**What is expected:**
For each line of the data below that holds "英ポンド", copy the line.

**Material provided:**
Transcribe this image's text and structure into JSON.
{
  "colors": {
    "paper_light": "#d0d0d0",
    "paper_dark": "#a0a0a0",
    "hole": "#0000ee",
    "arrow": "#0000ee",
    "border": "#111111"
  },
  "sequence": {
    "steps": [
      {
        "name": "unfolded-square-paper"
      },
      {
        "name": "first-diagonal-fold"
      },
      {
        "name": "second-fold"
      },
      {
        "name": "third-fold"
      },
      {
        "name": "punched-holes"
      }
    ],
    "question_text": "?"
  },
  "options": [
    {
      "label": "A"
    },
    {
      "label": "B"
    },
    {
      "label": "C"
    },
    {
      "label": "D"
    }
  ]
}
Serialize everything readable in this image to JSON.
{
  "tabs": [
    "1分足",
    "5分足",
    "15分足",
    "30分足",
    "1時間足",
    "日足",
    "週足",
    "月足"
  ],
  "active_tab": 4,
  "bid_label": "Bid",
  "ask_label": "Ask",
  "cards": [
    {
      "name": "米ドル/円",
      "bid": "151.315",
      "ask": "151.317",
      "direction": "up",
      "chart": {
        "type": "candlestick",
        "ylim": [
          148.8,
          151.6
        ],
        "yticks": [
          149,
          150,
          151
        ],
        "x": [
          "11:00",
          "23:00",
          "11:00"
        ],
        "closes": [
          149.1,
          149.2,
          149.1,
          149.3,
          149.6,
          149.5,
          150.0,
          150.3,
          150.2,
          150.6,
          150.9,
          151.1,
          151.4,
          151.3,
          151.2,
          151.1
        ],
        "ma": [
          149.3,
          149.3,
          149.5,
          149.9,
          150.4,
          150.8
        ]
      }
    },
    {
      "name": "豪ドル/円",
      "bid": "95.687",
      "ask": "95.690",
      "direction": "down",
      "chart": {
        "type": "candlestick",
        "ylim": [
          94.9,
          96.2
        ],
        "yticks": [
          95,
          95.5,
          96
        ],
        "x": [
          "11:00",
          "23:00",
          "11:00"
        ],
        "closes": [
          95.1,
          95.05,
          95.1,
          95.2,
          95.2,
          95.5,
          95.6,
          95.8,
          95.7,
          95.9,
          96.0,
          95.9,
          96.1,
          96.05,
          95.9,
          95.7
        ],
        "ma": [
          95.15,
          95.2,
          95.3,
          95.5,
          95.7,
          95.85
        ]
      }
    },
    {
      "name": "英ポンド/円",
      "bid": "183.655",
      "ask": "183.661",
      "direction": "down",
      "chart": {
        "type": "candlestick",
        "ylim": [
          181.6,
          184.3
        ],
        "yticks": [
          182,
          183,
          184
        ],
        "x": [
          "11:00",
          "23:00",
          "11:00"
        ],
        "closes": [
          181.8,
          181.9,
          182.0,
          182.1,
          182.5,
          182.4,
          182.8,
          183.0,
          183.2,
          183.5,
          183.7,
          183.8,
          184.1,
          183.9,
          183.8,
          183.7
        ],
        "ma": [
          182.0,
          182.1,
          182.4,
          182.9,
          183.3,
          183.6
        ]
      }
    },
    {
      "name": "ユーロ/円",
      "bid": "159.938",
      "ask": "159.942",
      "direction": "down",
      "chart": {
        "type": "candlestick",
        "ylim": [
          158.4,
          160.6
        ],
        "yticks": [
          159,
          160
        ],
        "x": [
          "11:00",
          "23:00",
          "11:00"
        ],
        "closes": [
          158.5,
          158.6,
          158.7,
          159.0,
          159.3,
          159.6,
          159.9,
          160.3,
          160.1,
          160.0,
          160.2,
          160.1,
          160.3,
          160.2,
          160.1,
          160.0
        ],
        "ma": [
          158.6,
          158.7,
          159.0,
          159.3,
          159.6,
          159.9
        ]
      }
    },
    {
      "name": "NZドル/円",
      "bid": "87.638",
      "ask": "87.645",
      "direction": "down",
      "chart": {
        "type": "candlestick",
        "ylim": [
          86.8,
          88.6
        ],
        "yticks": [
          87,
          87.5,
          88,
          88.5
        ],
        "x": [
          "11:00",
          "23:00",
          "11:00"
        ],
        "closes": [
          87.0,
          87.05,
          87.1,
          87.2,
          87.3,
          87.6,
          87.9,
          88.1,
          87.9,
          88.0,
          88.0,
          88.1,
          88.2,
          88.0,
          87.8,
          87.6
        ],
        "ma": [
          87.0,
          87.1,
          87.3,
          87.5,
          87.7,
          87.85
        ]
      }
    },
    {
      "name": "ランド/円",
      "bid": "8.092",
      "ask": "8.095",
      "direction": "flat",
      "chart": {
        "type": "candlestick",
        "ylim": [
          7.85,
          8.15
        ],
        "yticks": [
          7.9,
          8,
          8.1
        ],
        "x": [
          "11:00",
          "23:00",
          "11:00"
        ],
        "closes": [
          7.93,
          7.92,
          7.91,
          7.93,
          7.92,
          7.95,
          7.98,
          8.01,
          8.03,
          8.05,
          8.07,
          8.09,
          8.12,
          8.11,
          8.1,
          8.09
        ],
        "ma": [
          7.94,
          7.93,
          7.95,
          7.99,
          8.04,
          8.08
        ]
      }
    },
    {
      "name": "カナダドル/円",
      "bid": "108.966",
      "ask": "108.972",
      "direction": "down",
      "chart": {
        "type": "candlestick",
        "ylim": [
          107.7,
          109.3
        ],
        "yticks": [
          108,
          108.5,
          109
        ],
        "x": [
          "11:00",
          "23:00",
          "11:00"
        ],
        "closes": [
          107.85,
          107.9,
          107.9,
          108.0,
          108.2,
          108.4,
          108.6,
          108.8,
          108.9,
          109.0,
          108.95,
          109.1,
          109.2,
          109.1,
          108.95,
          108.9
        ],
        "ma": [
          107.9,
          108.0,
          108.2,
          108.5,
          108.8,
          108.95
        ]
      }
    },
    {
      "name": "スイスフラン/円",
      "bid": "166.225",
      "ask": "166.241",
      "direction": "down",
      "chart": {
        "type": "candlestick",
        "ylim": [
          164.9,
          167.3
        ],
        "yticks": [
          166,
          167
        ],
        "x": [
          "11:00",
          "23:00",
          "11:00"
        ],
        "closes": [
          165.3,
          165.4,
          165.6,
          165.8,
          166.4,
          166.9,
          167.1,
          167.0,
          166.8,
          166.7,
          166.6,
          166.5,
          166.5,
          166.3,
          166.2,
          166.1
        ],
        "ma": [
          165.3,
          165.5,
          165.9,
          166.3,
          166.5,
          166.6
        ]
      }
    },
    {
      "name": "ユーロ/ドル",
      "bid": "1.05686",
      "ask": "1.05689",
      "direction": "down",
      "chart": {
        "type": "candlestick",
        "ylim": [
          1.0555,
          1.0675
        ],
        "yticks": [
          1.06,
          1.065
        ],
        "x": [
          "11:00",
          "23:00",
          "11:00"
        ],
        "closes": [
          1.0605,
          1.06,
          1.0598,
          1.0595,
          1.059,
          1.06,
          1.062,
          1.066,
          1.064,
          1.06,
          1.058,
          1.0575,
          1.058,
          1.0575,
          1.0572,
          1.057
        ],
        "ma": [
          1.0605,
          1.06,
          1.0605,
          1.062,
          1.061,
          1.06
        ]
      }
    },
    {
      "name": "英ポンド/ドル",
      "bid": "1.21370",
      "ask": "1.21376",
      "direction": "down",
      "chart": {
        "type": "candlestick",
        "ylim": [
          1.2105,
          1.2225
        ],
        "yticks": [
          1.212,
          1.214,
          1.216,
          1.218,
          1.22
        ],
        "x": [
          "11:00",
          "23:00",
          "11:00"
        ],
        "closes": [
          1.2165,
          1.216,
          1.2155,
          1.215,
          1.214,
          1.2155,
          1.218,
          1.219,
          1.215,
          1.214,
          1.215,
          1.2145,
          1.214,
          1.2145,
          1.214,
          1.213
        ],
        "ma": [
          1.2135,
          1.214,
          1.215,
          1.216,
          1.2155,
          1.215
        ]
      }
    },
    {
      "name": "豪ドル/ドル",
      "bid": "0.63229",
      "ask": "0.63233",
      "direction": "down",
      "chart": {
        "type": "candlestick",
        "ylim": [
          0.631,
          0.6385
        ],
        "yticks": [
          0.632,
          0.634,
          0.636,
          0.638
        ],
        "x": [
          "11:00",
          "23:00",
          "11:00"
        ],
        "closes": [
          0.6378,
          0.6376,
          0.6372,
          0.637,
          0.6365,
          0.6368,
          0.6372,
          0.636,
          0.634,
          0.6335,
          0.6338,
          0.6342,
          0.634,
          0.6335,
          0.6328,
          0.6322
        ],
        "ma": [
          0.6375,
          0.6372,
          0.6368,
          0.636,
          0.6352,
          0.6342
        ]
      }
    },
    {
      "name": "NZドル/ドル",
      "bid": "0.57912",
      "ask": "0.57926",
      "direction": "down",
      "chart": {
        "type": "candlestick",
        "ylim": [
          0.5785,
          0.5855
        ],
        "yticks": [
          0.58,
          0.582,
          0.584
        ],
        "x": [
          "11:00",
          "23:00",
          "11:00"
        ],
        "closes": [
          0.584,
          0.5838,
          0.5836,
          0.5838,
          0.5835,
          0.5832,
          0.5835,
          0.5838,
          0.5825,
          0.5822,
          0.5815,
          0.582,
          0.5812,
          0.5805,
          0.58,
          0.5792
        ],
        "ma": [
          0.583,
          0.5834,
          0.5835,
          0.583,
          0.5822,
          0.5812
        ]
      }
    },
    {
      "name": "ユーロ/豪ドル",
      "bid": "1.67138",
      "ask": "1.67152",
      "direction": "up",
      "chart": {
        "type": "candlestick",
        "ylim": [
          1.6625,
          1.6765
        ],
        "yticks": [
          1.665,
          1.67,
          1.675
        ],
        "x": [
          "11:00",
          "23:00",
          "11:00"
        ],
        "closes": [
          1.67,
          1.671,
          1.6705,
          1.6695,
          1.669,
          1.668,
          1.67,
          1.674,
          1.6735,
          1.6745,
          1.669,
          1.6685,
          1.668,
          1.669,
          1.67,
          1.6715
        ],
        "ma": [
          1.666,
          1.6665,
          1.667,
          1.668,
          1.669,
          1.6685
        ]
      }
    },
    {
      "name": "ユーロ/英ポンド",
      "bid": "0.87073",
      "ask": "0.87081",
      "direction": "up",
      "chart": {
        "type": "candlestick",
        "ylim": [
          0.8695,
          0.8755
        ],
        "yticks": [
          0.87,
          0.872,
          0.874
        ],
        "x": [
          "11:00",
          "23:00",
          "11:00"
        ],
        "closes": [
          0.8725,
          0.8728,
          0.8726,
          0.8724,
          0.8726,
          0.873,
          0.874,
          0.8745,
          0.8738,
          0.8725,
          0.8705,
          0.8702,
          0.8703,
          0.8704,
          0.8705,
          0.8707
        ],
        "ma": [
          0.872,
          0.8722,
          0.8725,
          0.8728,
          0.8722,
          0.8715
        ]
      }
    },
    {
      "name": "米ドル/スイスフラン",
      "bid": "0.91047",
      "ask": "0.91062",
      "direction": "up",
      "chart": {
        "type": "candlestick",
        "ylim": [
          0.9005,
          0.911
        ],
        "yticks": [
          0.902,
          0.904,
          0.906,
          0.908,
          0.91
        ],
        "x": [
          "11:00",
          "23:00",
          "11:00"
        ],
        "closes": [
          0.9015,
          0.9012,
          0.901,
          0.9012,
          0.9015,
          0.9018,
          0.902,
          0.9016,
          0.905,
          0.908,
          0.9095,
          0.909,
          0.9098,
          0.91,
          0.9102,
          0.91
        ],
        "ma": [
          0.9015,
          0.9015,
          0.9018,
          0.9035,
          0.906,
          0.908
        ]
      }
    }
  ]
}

**Reply:**
      "name": "英ポンド/円",
      "name": "英ポンド/ドル",
      "name": "ユーロ/英ポンド",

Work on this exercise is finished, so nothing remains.